>> Begin Supplied information
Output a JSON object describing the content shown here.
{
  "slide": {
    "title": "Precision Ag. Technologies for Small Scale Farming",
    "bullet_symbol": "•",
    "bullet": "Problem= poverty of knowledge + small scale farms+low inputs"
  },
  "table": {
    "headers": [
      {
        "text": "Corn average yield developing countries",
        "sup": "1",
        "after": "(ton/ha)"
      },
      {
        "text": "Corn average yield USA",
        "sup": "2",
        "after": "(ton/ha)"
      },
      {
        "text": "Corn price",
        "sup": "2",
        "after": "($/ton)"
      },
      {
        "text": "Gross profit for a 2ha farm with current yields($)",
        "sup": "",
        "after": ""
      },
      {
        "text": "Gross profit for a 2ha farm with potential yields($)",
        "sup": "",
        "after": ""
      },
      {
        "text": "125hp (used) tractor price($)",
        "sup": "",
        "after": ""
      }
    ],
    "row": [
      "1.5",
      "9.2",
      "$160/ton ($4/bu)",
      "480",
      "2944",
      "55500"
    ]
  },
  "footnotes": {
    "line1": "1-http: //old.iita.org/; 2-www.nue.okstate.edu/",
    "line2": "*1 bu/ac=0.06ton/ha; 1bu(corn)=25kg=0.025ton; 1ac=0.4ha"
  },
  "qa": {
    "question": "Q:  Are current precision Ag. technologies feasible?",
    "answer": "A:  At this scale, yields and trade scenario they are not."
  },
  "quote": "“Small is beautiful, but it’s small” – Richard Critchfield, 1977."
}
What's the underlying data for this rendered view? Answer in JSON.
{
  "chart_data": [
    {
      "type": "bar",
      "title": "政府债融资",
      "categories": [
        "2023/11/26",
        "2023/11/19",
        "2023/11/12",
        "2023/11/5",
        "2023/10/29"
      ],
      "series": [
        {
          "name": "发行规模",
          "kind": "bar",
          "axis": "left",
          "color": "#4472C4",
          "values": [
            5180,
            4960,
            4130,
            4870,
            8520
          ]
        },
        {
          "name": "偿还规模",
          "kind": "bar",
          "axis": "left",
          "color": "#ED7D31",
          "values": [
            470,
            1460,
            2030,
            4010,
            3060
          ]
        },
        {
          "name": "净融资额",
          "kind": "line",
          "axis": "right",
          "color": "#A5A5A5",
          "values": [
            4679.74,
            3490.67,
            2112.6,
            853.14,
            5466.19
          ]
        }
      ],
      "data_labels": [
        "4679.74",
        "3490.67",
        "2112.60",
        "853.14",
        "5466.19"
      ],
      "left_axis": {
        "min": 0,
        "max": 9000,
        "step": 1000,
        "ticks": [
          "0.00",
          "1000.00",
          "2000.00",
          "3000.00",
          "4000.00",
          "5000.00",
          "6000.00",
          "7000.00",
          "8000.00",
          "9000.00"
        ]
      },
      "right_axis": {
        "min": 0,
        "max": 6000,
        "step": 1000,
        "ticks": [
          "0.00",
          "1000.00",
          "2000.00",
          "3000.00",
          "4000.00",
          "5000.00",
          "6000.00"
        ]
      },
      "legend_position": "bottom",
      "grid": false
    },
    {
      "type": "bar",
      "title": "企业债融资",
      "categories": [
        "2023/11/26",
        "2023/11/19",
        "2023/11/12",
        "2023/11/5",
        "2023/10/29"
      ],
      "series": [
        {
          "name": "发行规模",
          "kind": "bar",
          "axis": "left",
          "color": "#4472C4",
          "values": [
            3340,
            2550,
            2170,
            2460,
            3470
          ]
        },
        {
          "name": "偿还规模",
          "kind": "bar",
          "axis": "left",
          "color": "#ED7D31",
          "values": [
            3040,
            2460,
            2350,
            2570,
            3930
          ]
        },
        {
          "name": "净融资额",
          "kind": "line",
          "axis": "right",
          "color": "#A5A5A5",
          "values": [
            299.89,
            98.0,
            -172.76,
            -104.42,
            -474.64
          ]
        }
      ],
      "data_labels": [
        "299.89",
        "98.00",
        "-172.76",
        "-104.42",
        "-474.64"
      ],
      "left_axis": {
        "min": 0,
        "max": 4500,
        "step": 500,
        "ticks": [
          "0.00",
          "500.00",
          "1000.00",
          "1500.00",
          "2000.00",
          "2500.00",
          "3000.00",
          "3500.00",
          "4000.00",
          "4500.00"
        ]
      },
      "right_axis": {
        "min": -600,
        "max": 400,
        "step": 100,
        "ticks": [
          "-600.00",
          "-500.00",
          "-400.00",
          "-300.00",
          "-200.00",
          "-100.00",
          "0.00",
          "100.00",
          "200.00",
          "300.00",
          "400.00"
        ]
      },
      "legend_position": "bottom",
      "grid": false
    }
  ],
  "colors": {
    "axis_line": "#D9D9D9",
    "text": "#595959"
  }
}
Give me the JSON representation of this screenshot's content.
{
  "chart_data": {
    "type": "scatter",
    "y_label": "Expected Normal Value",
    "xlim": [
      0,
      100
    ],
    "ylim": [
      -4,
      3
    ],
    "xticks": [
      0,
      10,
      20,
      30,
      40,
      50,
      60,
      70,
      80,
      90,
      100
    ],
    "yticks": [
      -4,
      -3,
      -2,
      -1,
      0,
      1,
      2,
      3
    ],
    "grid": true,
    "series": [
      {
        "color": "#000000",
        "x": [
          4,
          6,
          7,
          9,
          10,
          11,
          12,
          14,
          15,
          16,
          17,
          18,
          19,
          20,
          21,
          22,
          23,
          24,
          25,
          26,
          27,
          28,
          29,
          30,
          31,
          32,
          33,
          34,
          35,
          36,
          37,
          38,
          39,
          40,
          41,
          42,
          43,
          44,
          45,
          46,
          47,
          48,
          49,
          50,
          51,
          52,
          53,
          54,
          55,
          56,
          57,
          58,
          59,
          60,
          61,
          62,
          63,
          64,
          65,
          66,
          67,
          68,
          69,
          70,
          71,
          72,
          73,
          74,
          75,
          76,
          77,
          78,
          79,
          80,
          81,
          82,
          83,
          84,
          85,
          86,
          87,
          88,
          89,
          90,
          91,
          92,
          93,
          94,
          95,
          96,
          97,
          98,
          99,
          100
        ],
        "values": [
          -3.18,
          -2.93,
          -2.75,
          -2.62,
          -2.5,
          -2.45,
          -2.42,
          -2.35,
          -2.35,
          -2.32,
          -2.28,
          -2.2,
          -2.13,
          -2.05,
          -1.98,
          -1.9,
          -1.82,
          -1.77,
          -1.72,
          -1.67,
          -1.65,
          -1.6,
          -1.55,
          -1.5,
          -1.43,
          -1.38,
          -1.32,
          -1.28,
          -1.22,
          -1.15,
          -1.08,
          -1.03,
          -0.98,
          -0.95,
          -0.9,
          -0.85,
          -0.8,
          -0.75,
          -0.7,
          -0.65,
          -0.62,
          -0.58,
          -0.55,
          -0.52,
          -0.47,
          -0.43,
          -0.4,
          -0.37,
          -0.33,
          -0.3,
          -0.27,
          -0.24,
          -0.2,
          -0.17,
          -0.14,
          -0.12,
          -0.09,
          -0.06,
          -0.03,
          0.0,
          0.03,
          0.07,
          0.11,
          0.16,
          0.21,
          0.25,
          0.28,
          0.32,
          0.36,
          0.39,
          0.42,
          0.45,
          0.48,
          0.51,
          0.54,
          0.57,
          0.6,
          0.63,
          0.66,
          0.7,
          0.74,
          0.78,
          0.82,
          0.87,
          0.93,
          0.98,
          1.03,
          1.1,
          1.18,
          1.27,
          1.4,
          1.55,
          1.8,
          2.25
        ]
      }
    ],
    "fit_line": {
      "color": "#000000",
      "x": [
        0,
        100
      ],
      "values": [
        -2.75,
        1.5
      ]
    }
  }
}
>> End Supplied information
Work to do: Report each line in the data that holds the word "this".

Response below:
    "answer": "A:  At this scale, yields and trade scenario they are not."
What's the underlying data for this rendered view? Answer in JSON.
Give me the JSON representation of this screenshot's content.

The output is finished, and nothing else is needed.